Check every line below for the word "color" and show those that hold it.

++++

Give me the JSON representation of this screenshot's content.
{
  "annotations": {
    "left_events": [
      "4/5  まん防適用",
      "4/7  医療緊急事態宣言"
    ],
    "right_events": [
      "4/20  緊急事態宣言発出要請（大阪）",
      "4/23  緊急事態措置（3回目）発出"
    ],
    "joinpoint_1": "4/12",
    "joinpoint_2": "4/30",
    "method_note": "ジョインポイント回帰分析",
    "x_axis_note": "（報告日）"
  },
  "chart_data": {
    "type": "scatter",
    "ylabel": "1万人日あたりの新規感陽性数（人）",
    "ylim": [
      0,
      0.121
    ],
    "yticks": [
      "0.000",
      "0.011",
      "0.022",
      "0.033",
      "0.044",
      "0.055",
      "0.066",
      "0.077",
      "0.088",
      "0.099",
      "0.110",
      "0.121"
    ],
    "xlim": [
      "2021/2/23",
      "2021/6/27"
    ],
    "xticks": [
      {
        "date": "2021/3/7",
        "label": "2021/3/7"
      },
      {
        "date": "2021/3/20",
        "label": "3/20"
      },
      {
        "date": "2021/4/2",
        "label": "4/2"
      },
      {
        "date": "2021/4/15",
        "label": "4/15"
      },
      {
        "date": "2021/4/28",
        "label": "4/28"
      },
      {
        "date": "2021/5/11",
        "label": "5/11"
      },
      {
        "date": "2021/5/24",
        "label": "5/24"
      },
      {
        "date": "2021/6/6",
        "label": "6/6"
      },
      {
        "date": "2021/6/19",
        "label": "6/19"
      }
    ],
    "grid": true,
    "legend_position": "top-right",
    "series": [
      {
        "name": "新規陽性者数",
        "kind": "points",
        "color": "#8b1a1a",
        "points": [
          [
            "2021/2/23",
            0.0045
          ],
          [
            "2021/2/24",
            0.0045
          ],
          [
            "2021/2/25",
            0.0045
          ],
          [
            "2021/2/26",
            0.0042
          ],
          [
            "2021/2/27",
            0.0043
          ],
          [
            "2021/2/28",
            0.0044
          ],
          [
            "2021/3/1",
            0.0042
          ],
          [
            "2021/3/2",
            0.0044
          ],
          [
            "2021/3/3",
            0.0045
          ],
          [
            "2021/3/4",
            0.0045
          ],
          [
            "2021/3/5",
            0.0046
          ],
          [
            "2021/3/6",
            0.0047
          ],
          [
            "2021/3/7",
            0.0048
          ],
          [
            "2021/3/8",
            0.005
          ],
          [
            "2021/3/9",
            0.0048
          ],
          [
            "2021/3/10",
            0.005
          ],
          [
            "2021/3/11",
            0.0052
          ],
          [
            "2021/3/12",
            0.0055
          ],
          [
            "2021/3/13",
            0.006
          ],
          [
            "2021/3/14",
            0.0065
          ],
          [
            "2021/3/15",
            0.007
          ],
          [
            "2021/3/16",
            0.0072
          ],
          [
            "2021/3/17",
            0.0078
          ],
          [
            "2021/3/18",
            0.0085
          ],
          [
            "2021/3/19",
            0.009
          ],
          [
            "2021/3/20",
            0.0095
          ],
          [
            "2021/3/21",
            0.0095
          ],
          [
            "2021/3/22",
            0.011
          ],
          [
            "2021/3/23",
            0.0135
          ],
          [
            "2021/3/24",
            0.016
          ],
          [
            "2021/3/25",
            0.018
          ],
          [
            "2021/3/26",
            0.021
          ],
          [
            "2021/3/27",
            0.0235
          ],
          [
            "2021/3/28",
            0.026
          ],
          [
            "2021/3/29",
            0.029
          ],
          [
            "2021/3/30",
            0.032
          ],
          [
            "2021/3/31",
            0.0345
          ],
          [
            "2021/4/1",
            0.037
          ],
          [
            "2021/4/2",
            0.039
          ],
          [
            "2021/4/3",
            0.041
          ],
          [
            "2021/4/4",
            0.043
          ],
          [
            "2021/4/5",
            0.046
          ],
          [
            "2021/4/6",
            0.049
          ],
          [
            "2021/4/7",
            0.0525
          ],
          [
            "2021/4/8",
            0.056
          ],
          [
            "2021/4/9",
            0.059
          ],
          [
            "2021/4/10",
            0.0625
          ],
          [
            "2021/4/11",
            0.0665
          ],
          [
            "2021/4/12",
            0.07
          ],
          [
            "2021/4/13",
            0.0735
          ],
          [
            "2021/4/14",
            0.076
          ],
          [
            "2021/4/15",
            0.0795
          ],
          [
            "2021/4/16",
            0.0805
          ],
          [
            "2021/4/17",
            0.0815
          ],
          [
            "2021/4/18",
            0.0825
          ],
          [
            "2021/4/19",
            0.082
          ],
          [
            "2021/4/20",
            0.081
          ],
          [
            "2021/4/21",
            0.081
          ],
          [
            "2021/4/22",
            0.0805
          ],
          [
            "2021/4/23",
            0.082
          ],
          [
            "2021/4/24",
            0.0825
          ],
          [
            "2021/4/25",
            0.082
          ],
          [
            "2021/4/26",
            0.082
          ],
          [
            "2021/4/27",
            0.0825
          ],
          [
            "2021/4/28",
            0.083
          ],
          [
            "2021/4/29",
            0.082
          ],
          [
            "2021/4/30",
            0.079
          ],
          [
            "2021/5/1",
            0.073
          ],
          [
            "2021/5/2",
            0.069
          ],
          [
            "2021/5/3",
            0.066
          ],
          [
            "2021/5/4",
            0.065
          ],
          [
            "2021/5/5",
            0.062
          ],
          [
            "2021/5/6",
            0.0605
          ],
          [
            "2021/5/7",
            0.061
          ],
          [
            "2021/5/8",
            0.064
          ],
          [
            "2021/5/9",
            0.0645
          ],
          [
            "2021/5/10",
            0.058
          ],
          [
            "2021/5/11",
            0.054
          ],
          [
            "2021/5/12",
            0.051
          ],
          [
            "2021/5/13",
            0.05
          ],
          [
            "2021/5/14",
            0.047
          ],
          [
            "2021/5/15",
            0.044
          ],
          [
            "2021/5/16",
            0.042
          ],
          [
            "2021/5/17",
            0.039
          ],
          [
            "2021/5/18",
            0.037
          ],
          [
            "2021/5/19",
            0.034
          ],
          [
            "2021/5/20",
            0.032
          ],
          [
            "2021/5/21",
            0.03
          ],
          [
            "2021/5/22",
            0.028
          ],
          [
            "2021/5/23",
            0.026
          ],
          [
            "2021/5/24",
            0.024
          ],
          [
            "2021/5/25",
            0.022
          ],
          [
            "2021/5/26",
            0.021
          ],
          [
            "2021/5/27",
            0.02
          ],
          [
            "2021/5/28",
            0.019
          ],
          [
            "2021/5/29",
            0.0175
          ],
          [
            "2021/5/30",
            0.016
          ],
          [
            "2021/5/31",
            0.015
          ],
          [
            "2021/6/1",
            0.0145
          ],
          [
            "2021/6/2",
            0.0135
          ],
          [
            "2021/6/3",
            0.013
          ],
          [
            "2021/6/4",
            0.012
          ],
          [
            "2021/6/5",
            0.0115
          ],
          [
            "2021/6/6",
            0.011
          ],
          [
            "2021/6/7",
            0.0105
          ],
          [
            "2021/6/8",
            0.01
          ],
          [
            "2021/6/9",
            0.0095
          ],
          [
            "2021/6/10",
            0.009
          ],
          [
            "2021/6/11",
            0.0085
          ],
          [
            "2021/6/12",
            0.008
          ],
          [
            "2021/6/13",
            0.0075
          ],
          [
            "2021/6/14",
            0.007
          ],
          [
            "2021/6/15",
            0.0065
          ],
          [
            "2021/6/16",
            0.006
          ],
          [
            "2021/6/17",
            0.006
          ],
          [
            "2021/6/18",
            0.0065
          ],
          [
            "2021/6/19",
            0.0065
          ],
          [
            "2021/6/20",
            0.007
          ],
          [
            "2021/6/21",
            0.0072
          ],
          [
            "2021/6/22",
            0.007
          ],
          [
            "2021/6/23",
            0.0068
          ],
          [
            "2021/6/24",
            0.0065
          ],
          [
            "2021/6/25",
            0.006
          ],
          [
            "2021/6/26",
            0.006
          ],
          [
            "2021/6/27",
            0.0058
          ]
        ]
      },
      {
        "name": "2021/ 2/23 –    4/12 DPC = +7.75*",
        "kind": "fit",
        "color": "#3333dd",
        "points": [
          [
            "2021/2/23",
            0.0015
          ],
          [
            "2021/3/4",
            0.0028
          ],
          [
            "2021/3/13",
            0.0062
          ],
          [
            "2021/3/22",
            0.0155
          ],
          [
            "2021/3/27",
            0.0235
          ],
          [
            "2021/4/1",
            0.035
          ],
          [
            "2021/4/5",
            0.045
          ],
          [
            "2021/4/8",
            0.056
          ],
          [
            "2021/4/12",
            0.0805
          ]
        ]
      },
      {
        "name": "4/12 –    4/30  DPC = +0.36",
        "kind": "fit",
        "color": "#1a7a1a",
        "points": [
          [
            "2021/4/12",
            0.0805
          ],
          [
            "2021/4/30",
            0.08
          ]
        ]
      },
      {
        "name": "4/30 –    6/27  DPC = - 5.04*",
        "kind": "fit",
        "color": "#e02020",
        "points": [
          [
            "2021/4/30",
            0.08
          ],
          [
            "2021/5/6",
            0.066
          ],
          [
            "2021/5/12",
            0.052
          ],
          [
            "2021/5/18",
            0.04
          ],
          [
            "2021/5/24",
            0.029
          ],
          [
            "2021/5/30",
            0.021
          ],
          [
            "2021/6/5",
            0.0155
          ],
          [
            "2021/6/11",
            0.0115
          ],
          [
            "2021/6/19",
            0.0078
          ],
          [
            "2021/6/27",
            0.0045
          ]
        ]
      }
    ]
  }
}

++++

Completed exercise
        "color": "#8b1a1a",
        "color": "#3333dd",
        "color": "#1a7a1a",
        "color": "#e02020",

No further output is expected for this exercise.